Aim of the task —
Give the data below again exactly as it stands. Omit the pictures.

Records from a data collection
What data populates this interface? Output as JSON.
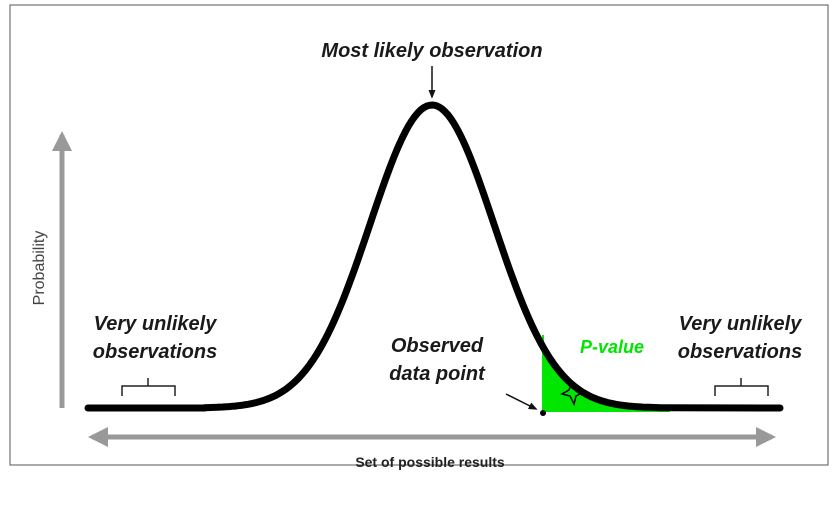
{
  "title": "Most likely observation",
  "y_axis_label": "Probability",
  "x_axis_label": "Set of possible results",
  "left_note": [
    "Very unlikely",
    "observations"
  ],
  "right_note": [
    "Very unlikely",
    "observations"
  ],
  "observed": [
    "Observed",
    "data point"
  ],
  "p_value": "P-value"
}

Task solution —
What data populates this interface? Output as JSON.
{
  "title": "Most likely observation",
  "y_axis_label": "Probability",
  "x_axis_label": "Set of possible results",
  "left_note": [
    "Very unlikely",
    "observations"
  ],
  "right_note": [
    "Very unlikely",
    "observations"
  ],
  "observed": [
    "Observed",
    "data point"
  ],
  "p_value": "P-value"
}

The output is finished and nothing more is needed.